**To be done:**
Find and copy every line in the records that includes the string "Giáo".

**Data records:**
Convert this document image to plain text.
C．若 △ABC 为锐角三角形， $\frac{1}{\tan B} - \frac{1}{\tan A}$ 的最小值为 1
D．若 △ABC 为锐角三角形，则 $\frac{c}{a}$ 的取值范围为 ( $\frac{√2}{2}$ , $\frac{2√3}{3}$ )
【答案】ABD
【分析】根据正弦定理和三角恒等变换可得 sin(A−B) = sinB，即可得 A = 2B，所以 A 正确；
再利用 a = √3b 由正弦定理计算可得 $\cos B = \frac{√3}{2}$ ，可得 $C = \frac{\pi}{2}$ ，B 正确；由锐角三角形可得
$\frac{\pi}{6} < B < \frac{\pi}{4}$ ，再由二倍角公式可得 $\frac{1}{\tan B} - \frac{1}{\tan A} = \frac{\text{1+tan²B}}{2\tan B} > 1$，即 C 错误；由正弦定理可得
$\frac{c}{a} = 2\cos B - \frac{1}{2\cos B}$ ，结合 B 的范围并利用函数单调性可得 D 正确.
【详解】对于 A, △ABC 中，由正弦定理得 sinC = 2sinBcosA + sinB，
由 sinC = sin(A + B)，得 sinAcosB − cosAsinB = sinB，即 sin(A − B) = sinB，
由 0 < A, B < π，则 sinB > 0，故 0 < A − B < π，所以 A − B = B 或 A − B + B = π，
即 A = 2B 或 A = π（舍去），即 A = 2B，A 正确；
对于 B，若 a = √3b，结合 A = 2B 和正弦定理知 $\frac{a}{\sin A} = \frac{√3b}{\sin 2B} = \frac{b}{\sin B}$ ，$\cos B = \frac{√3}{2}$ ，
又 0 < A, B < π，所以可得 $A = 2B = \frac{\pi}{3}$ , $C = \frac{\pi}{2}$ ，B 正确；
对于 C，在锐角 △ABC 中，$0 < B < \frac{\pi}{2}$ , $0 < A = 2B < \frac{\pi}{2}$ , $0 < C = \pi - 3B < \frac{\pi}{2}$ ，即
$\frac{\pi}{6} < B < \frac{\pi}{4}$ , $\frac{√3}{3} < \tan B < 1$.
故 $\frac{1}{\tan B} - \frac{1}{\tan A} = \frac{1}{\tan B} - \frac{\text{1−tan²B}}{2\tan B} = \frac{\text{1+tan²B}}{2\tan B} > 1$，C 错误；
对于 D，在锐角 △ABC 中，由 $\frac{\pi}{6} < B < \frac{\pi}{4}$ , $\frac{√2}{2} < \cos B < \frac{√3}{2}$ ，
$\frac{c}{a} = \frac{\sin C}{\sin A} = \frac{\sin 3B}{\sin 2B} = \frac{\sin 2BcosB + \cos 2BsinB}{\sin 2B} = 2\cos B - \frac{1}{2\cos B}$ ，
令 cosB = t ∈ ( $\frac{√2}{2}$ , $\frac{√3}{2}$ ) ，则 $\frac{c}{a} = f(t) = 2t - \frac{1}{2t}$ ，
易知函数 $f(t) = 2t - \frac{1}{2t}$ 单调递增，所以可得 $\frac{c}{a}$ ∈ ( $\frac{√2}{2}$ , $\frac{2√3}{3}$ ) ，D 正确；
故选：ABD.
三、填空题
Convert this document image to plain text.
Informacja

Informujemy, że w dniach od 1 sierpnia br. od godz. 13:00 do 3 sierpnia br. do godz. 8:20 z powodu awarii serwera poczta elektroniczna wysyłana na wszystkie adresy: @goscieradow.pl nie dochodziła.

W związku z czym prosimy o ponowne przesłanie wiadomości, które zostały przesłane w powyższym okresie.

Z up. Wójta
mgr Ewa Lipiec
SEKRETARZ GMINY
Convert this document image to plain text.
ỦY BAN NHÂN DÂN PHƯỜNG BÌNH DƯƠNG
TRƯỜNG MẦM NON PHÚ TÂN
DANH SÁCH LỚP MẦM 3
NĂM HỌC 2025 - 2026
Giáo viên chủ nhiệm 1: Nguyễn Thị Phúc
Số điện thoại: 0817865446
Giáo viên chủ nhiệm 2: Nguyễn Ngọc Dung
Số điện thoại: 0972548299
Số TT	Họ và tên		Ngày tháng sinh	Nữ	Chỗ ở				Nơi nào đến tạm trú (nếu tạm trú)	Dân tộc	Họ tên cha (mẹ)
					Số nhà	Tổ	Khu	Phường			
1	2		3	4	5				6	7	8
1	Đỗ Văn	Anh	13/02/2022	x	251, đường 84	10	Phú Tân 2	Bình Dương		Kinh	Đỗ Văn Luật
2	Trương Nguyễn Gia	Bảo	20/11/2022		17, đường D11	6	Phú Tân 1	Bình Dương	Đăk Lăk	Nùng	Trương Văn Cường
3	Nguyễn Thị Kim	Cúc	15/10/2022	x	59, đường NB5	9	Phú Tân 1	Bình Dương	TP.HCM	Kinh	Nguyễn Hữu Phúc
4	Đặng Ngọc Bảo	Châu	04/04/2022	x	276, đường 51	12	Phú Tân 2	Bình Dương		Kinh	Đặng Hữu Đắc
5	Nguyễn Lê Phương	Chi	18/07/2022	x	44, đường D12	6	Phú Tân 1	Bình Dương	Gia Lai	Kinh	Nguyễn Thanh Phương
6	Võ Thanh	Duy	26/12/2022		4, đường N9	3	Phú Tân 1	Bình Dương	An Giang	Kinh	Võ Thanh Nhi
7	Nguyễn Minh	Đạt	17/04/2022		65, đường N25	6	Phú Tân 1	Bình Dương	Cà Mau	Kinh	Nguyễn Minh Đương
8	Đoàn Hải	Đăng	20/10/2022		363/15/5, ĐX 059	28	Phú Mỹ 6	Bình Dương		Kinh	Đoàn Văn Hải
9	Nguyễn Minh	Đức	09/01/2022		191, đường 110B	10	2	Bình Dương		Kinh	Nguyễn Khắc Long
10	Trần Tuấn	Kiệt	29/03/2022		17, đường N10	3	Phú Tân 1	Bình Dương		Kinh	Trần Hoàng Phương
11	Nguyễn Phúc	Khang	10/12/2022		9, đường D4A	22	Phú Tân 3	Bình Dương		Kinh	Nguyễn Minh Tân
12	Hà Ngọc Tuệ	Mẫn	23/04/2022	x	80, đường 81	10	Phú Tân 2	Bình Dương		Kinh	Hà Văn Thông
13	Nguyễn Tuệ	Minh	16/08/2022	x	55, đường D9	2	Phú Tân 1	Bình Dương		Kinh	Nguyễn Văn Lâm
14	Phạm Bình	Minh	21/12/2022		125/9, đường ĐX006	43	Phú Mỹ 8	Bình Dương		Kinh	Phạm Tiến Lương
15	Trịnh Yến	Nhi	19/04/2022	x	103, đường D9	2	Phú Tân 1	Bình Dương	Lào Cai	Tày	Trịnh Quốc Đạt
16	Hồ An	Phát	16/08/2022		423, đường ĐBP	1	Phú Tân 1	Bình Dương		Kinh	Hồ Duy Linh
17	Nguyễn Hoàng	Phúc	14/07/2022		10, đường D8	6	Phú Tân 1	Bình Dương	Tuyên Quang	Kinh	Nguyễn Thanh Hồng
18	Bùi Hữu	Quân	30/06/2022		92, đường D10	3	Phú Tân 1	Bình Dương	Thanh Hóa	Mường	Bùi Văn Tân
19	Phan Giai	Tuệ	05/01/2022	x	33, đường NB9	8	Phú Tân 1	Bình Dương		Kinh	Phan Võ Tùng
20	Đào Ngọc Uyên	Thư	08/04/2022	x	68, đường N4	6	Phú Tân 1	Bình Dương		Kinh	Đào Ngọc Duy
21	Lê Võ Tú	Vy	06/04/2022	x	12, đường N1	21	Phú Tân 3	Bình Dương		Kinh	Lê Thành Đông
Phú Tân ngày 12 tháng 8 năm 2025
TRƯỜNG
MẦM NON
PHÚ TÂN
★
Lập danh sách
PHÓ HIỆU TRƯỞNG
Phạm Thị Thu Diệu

**The output:**
Giáo viên chủ nhiệm 1: Nguyễn Thị Phúc
Giáo viên chủ nhiệm 2: Nguyễn Ngọc Dung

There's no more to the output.